- **Dataset**:

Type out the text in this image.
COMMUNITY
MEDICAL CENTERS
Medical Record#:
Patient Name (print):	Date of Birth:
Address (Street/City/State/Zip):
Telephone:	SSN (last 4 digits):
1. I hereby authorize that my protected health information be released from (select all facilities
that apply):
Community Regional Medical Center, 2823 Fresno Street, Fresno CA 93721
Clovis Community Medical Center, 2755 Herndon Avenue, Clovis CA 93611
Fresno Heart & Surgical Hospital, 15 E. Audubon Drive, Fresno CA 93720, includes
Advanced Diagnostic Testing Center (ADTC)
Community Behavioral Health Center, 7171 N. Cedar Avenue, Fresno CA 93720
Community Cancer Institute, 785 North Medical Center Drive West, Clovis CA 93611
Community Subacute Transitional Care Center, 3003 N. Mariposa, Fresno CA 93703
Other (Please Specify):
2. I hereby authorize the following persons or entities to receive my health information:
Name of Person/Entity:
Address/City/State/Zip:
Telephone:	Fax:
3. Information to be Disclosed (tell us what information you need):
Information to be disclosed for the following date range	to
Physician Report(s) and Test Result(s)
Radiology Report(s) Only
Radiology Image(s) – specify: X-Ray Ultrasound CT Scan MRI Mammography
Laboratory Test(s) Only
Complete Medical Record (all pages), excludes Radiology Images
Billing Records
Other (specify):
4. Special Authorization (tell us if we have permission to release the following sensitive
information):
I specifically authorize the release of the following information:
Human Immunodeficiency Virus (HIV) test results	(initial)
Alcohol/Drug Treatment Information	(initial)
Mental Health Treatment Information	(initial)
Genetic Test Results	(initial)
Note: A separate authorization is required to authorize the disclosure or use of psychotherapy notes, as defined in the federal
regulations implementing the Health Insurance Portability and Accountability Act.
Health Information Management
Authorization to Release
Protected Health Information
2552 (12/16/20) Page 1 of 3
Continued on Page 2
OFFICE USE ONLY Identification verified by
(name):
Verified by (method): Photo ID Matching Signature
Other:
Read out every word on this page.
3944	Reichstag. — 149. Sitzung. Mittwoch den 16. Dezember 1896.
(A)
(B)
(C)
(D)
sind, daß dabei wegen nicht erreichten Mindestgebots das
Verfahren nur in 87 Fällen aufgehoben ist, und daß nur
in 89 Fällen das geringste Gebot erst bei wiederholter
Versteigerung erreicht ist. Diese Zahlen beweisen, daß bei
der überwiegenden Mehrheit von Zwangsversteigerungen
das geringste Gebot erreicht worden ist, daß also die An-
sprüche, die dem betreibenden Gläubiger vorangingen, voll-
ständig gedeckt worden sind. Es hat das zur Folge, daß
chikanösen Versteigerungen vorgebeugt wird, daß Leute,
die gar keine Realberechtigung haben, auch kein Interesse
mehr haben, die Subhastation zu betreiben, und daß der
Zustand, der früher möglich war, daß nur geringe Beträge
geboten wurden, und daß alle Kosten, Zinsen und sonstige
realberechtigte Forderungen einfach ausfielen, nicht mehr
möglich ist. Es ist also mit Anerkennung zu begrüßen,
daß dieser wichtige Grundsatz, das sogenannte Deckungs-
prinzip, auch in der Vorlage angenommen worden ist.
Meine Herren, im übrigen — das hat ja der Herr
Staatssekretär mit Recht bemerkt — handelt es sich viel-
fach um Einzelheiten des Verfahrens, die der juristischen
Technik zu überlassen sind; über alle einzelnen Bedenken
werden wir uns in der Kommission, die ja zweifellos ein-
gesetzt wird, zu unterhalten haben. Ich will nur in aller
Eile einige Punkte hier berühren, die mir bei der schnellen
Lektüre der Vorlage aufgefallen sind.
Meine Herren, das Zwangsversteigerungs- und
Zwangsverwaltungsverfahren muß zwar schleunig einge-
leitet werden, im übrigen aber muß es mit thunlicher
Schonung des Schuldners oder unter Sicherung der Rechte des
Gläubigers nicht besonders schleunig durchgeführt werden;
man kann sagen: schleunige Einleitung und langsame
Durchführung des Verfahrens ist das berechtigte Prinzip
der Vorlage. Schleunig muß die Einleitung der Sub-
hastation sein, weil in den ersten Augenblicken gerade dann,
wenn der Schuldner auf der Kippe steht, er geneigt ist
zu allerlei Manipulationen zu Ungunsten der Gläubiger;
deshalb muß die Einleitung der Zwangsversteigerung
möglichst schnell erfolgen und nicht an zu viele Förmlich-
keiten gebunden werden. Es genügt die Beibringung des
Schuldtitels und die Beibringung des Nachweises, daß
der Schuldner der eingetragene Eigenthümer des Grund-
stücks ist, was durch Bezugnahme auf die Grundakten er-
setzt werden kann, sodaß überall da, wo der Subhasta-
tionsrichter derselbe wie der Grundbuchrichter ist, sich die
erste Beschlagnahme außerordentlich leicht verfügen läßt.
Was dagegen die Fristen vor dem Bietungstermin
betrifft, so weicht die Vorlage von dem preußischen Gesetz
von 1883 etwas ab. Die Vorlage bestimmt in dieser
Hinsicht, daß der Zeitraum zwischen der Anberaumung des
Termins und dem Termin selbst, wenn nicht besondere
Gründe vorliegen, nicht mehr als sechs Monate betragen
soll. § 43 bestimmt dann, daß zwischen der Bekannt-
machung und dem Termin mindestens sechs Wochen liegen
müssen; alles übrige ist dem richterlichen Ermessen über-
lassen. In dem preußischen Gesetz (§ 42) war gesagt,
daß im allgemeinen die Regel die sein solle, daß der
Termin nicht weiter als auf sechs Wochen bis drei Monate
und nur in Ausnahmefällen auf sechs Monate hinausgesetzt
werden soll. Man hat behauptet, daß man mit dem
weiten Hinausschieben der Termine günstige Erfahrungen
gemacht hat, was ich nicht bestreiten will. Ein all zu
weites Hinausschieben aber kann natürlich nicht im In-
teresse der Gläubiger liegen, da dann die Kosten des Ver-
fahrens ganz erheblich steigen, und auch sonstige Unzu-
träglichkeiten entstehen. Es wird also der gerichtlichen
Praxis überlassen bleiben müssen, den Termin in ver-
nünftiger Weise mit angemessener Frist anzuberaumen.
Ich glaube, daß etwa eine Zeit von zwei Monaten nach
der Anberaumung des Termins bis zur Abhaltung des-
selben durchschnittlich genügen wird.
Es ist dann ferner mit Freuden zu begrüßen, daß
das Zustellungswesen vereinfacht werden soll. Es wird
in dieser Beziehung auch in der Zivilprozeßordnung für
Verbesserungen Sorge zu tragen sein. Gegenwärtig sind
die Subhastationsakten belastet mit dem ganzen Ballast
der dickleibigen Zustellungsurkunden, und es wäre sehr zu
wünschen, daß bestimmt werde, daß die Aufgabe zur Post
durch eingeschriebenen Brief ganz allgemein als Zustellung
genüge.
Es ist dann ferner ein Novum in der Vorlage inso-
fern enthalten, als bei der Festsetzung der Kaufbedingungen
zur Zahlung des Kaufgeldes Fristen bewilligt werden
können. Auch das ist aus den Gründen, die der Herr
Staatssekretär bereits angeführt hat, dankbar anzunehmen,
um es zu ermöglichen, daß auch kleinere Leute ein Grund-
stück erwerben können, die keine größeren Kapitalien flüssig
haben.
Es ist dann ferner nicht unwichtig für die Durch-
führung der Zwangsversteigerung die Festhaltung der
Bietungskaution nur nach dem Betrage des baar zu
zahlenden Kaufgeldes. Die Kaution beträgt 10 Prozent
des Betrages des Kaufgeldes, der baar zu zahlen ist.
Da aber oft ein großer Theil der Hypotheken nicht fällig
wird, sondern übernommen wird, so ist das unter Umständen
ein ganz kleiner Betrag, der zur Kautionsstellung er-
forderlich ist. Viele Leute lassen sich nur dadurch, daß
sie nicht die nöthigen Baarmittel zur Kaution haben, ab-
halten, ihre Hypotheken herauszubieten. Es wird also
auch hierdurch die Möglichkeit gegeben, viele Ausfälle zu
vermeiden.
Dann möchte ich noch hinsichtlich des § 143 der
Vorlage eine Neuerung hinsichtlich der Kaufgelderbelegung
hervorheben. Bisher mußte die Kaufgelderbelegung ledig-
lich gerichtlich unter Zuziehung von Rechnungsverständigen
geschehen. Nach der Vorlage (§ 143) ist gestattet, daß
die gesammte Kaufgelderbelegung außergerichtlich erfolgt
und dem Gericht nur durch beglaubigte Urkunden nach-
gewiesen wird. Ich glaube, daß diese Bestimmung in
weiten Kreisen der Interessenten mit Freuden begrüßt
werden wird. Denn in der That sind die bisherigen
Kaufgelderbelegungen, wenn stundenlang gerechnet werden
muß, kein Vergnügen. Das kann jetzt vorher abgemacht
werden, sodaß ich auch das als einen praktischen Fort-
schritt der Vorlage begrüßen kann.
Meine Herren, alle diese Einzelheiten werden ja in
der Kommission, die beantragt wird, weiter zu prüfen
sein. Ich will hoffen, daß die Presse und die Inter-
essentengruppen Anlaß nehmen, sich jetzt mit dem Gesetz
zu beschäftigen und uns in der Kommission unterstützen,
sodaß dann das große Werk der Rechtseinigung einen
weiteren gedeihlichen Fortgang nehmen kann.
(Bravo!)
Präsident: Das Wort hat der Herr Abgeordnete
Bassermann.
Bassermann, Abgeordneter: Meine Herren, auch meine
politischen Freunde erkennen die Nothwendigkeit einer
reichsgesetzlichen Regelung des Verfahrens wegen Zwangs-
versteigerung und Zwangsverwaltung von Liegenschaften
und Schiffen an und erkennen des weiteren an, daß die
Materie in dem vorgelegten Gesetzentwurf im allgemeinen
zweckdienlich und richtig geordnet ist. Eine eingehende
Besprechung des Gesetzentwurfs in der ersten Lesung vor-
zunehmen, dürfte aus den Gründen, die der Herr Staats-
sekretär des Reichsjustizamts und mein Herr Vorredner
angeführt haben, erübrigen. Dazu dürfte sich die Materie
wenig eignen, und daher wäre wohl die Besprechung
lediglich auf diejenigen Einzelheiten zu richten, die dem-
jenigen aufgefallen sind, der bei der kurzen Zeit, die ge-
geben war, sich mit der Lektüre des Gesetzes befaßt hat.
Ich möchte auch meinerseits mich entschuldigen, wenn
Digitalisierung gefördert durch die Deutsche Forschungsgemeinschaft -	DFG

- **Work instructions**: Note how many lines of the listing above include the word "Freuden", and respond with that number only.

- **Result for this task**: 2